Omit all images. Transcribe the rest of the material below exactly.

************

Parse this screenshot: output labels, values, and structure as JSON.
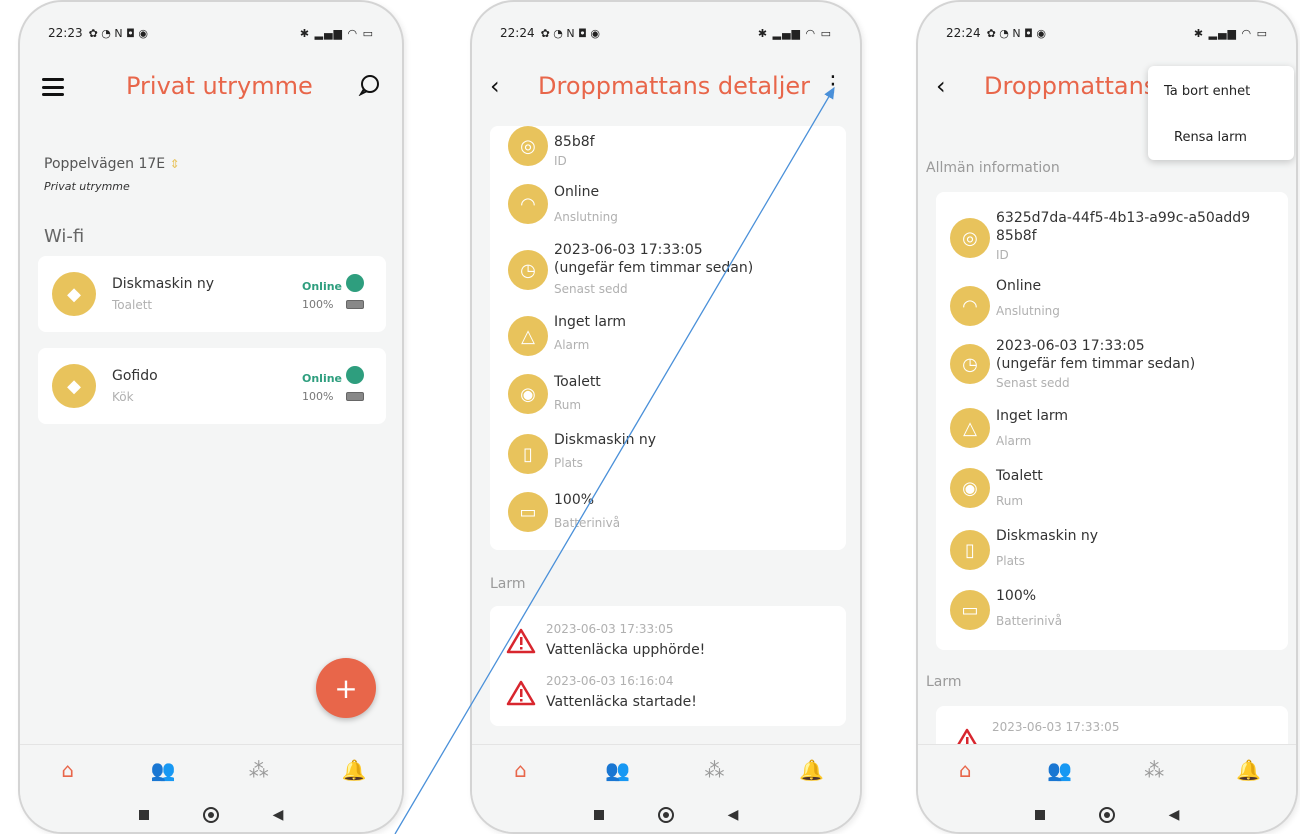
{
  "colors": {
    "accent": "#e8664a",
    "icon_circle": "#e8c35c",
    "online": "#2e9e7e"
  },
  "screen1": {
    "status_time": "22:23",
    "title": "Privat utrymme",
    "location": "Poppelvägen 17E",
    "location_sub": "Privat utrymme",
    "section": "Wi-fi",
    "devices": [
      {
        "name": "Diskmaskin ny",
        "room": "Toalett",
        "status": "Online",
        "battery": "100%"
      },
      {
        "name": "Gofido",
        "room": "Kök",
        "status": "Online",
        "battery": "100%"
      }
    ],
    "fab": "+"
  },
  "screen2": {
    "status_time": "22:24",
    "title": "Droppmattans detaljer",
    "rows": [
      {
        "value": "85b8f",
        "label": "ID",
        "icon": "target-icon"
      },
      {
        "value": "Online",
        "label": "Anslutning",
        "icon": "wifi-icon"
      },
      {
        "value": "2023-06-03 17:33:05",
        "value2": "(ungefär fem timmar sedan)",
        "label": "Senast sedd",
        "icon": "clock-icon"
      },
      {
        "value": "Inget larm",
        "label": "Alarm",
        "icon": "bell-icon"
      },
      {
        "value": "Toalett",
        "label": "Rum",
        "icon": "location-pin-icon"
      },
      {
        "value": "Diskmaskin ny",
        "label": "Plats",
        "icon": "appliance-icon"
      },
      {
        "value": "100%",
        "label": "Batterinivå",
        "icon": "battery-icon"
      }
    ],
    "alarm_section": "Larm",
    "alarms": [
      {
        "time": "2023-06-03 17:33:05",
        "text": "Vattenläcka upphörde!"
      },
      {
        "time": "2023-06-03 16:16:04",
        "text": "Vattenläcka startade!"
      }
    ]
  },
  "screen3": {
    "status_time": "22:24",
    "title": "Droppmattans",
    "menu": [
      "Ta bort enhet",
      "Rensa larm"
    ],
    "general_section": "Allmän information",
    "rows": [
      {
        "value": "6325d7da-44f5-4b13-a99c-a50add9",
        "value2": "85b8f",
        "label": "ID",
        "icon": "target-icon"
      },
      {
        "value": "Online",
        "label": "Anslutning",
        "icon": "wifi-icon"
      },
      {
        "value": "2023-06-03 17:33:05",
        "value2": "(ungefär fem timmar sedan)",
        "label": "Senast sedd",
        "icon": "clock-icon"
      },
      {
        "value": "Inget larm",
        "label": "Alarm",
        "icon": "bell-icon"
      },
      {
        "value": "Toalett",
        "label": "Rum",
        "icon": "location-pin-icon"
      },
      {
        "value": "Diskmaskin ny",
        "label": "Plats",
        "icon": "appliance-icon"
      },
      {
        "value": "100%",
        "label": "Batterinivå",
        "icon": "battery-icon"
      }
    ],
    "alarm_section": "Larm",
    "alarm_time": "2023-06-03 17:33:05"
  }
}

************

— Written reply —
Parse this screenshot: output labels, values, and structure as JSON.
{
  "colors": {
    "accent": "#e8664a",
    "icon_circle": "#e8c35c",
    "online": "#2e9e7e"
  },
  "screen1": {
    "status_time": "22:23",
    "title": "Privat utrymme",
    "location": "Poppelvägen 17E",
    "location_sub": "Privat utrymme",
    "section": "Wi-fi",
    "devices": [
      {
        "name": "Diskmaskin ny",
        "room": "Toalett",
        "status": "Online",
        "battery": "100%"
      },
      {
        "name": "Gofido",
        "room": "Kök",
        "status": "Online",
        "battery": "100%"
      }
    ],
    "fab": "+"
  },
  "screen2": {
    "status_time": "22:24",
    "title": "Droppmattans detaljer",
    "rows": [
      {
        "value": "85b8f",
        "label": "ID",
        "icon": "target-icon"
      },
      {
        "value": "Online",
        "label": "Anslutning",
        "icon": "wifi-icon"
      },
      {
        "value": "2023-06-03 17:33:05",
        "value2": "(ungefär fem timmar sedan)",
        "label": "Senast sedd",
        "icon": "clock-icon"
      },
      {
        "value": "Inget larm",
        "label": "Alarm",
        "icon": "bell-icon"
      },
      {
        "value": "Toalett",
        "label": "Rum",
        "icon": "location-pin-icon"
      },
      {
        "value": "Diskmaskin ny",
        "label": "Plats",
        "icon": "appliance-icon"
      },
      {
        "value": "100%",
        "label": "Batterinivå",
        "icon": "battery-icon"
      }
    ],
    "alarm_section": "Larm",
    "alarms": [
      {
        "time": "2023-06-03 17:33:05",
        "text": "Vattenläcka upphörde!"
      },
      {
        "time": "2023-06-03 16:16:04",
        "text": "Vattenläcka startade!"
      }
    ]
  },
  "screen3": {
    "status_time": "22:24",
    "title": "Droppmattans",
    "menu": [
      "Ta bort enhet",
      "Rensa larm"
    ],
    "general_section": "Allmän information",
    "rows": [
      {
        "value": "6325d7da-44f5-4b13-a99c-a50add9",
        "value2": "85b8f",
        "label": "ID",
        "icon": "target-icon"
      },
      {
        "value": "Online",
        "label": "Anslutning",
        "icon": "wifi-icon"
      },
      {
        "value": "2023-06-03 17:33:05",
        "value2": "(ungefär fem timmar sedan)",
        "label": "Senast sedd",
        "icon": "clock-icon"
      },
      {
        "value": "Inget larm",
        "label": "Alarm",
        "icon": "bell-icon"
      },
      {
        "value": "Toalett",
        "label": "Rum",
        "icon": "location-pin-icon"
      },
      {
        "value": "Diskmaskin ny",
        "label": "Plats",
        "icon": "appliance-icon"
      },
      {
        "value": "100%",
        "label": "Batterinivå",
        "icon": "battery-icon"
      }
    ],
    "alarm_section": "Larm",
    "alarm_time": "2023-06-03 17:33:05"
  }
}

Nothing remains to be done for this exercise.